**THE EXERCISE:** Look through the material below. Copy each line that contains the string "image".

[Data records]
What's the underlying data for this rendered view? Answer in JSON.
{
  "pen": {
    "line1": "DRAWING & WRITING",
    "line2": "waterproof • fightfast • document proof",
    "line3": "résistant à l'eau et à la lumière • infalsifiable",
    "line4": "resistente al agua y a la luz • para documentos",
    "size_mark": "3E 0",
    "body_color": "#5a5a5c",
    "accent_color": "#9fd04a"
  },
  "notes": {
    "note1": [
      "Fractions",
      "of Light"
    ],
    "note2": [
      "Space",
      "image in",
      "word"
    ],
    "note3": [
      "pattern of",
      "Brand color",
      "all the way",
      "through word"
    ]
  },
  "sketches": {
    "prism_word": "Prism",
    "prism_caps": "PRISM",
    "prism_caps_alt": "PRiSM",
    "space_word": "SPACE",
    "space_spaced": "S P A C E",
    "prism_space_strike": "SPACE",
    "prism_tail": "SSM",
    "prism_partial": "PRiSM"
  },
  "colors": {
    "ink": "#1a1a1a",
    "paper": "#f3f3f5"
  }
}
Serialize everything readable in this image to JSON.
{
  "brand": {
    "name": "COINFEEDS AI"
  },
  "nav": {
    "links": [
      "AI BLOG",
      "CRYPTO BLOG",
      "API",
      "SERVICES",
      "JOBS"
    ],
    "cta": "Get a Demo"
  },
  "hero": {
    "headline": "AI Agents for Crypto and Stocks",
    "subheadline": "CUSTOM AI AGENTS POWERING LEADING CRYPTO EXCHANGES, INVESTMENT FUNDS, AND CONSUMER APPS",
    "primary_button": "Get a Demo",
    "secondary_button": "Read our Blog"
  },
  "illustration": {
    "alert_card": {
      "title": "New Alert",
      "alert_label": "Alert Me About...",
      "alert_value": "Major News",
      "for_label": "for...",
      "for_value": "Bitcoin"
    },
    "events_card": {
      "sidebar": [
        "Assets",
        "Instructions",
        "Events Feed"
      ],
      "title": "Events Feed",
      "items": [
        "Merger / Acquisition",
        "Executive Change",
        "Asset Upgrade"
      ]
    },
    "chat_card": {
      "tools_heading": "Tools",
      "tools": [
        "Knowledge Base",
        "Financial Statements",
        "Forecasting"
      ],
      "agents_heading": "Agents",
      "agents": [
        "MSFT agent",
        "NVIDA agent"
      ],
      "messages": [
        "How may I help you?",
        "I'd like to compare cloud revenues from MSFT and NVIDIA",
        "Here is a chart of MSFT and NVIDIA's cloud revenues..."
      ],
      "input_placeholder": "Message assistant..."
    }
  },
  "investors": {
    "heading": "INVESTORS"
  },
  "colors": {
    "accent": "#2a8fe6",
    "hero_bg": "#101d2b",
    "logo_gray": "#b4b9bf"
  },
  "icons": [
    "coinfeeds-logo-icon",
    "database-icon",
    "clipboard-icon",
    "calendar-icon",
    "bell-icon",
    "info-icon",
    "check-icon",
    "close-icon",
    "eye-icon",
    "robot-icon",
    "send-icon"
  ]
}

**FINISHED TASK:**
      "image in",
Serialize everything readable in this image to JSON.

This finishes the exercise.